What you will do |
Find the lines below that contain the string "siap". Copy each one.

Data in this exercise |
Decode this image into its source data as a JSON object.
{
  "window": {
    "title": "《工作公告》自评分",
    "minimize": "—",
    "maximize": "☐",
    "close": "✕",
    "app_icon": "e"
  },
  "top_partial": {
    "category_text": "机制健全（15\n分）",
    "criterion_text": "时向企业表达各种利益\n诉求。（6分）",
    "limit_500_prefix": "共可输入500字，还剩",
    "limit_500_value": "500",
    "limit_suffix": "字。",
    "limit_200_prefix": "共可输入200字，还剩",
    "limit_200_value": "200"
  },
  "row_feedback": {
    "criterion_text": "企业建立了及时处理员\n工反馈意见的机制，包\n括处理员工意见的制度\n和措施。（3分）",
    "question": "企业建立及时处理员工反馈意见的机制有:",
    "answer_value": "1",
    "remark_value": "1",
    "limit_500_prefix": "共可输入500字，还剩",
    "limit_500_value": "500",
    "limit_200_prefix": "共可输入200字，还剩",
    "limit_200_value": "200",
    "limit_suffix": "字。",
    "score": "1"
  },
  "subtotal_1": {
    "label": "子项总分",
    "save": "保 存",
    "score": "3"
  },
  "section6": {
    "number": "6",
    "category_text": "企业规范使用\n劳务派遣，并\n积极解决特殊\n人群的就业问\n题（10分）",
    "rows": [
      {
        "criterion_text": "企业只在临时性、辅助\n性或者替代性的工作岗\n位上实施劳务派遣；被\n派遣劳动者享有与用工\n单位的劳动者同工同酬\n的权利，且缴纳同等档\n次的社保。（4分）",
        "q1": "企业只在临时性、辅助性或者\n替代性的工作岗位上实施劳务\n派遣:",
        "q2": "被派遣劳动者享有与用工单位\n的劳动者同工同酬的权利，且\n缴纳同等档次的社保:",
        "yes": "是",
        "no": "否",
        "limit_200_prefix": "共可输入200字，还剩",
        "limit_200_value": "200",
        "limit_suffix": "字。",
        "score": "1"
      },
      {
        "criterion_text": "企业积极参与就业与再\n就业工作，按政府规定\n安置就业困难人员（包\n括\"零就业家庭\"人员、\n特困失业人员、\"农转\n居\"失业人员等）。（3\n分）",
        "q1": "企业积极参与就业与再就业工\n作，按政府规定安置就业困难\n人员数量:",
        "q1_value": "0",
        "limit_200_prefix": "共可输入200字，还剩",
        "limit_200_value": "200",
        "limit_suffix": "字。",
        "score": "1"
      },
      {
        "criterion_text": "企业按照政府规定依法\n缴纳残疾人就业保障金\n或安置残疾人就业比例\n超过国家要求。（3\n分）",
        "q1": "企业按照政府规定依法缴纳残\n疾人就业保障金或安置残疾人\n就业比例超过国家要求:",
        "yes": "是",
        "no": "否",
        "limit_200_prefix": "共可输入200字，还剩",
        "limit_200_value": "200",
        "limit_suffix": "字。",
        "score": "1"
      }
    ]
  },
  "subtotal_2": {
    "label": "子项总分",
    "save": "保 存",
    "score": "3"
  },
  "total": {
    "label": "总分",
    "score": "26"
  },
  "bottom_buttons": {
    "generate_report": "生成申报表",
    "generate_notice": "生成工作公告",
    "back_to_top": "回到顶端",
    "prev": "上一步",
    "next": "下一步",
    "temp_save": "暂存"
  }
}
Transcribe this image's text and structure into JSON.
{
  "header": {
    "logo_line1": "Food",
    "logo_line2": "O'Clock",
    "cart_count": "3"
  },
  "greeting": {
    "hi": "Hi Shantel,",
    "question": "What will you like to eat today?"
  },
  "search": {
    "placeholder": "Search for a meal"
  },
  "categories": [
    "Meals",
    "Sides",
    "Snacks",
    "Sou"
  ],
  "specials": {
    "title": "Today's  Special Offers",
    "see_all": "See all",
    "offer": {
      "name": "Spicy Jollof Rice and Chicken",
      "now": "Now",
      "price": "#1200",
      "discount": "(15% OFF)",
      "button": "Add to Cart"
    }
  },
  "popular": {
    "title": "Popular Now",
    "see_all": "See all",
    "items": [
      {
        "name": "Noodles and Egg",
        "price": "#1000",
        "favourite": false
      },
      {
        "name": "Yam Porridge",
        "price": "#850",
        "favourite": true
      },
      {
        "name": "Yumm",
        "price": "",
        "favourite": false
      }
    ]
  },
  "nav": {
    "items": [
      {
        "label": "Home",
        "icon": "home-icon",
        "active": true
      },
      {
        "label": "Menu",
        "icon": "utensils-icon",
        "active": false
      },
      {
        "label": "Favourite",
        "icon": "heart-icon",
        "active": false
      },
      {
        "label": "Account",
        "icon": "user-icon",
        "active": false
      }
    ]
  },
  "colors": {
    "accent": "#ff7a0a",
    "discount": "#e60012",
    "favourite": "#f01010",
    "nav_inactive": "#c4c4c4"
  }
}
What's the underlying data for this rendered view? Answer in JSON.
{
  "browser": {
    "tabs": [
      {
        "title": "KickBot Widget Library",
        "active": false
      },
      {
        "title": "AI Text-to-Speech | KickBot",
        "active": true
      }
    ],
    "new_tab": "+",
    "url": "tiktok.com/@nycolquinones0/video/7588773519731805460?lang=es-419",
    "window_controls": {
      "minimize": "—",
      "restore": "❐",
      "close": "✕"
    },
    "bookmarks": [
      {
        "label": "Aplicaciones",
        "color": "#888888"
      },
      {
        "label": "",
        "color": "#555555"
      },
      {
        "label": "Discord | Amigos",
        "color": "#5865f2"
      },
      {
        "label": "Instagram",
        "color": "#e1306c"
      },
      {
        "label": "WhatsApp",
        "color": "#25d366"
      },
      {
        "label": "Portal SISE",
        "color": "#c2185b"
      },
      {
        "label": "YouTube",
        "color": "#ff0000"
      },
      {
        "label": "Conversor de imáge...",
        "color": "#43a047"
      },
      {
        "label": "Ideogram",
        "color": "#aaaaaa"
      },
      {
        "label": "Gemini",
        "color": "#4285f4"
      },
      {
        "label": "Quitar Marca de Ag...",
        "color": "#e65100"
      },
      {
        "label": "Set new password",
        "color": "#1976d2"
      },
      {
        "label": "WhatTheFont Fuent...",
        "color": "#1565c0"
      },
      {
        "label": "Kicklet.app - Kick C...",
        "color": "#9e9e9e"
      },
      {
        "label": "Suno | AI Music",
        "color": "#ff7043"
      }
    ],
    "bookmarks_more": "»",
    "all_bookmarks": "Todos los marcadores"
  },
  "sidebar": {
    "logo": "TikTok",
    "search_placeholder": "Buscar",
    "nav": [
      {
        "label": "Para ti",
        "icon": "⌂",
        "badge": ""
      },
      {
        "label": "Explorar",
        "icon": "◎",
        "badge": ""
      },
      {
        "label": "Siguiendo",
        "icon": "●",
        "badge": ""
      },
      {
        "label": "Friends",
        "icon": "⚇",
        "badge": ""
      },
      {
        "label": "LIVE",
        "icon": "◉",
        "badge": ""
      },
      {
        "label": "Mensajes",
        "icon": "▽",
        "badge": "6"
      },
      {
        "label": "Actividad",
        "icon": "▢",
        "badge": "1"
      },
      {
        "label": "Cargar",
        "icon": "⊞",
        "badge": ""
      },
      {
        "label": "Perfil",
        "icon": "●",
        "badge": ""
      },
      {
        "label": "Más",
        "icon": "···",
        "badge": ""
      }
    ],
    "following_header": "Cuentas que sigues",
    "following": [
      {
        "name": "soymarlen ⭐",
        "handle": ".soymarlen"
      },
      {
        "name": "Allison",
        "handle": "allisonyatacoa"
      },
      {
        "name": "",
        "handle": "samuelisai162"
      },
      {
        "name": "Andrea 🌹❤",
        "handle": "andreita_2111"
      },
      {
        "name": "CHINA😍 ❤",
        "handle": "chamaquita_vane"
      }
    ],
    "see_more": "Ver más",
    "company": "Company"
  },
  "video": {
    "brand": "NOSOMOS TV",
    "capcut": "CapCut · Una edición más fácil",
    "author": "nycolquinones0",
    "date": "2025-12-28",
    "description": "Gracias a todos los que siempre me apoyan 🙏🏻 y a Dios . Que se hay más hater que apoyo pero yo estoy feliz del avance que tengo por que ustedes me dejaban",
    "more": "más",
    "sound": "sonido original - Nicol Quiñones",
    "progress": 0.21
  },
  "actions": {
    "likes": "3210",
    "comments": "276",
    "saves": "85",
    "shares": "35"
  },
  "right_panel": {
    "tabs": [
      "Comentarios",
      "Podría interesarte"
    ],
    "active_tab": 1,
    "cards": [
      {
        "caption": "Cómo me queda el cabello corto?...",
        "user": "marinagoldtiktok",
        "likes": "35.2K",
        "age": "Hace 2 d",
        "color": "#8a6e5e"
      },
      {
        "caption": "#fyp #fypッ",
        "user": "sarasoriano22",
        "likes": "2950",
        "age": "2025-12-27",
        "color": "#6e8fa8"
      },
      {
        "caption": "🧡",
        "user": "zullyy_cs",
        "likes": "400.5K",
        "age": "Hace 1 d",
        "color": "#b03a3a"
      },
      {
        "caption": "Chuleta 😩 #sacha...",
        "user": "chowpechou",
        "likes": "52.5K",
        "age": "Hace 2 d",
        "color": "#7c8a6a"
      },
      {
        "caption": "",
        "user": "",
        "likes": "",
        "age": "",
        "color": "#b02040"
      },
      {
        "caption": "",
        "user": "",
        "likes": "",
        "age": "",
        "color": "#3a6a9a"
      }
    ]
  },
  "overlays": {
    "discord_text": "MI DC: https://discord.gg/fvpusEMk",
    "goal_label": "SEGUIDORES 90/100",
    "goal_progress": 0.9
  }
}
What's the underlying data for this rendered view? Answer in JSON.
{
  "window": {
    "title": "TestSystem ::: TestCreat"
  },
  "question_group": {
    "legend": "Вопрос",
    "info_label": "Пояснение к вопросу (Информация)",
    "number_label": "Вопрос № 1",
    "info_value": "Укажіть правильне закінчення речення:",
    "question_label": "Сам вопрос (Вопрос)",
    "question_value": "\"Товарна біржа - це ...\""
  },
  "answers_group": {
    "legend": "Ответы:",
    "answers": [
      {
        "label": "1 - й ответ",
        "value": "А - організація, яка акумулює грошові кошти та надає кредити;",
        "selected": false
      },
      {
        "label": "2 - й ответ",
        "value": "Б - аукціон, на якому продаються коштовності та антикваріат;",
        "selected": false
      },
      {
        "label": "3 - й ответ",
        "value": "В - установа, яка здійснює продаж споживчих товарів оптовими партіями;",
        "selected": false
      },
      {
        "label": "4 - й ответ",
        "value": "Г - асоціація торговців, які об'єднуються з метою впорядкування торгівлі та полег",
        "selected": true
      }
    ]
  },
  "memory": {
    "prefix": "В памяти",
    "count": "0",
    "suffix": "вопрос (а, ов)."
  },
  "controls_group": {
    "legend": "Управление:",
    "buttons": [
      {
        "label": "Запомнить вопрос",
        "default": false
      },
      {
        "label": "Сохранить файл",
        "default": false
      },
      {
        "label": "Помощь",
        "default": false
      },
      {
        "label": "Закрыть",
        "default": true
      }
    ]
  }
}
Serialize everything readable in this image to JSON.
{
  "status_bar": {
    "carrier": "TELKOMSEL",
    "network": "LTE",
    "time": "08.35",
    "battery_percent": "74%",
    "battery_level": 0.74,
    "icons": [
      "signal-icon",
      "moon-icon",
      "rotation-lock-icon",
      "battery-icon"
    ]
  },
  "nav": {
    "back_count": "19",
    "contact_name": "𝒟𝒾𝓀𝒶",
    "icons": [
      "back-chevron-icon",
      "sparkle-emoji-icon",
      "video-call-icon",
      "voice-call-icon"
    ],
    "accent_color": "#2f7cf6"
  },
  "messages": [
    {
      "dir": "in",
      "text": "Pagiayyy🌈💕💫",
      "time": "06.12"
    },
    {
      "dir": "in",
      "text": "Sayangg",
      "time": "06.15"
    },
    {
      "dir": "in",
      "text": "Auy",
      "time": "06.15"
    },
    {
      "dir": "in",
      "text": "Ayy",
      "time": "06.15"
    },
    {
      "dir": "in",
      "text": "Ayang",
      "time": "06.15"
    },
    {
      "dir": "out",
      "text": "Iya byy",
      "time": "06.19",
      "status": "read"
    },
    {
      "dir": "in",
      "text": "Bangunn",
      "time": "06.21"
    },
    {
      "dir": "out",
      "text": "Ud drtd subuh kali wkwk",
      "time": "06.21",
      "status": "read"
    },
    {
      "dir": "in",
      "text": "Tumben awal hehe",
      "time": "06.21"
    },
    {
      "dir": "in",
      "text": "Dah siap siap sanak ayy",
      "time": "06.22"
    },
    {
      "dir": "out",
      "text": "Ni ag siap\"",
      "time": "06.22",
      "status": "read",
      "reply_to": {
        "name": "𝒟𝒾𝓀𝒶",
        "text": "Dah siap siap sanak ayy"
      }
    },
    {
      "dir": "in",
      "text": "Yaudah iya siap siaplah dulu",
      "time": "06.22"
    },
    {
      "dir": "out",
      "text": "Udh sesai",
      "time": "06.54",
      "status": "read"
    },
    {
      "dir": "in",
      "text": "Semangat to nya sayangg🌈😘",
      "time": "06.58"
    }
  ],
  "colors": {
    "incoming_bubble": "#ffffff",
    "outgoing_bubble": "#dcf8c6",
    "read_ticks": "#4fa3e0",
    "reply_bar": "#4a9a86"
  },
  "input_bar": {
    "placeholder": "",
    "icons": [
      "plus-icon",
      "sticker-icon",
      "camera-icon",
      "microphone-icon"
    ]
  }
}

Response to this task |
      "text": "Dah siap siap sanak ayy",
      "text": "Ni ag siap\"",
        "text": "Dah siap siap sanak ayy"
      "text": "Yaudah iya siap siaplah dulu",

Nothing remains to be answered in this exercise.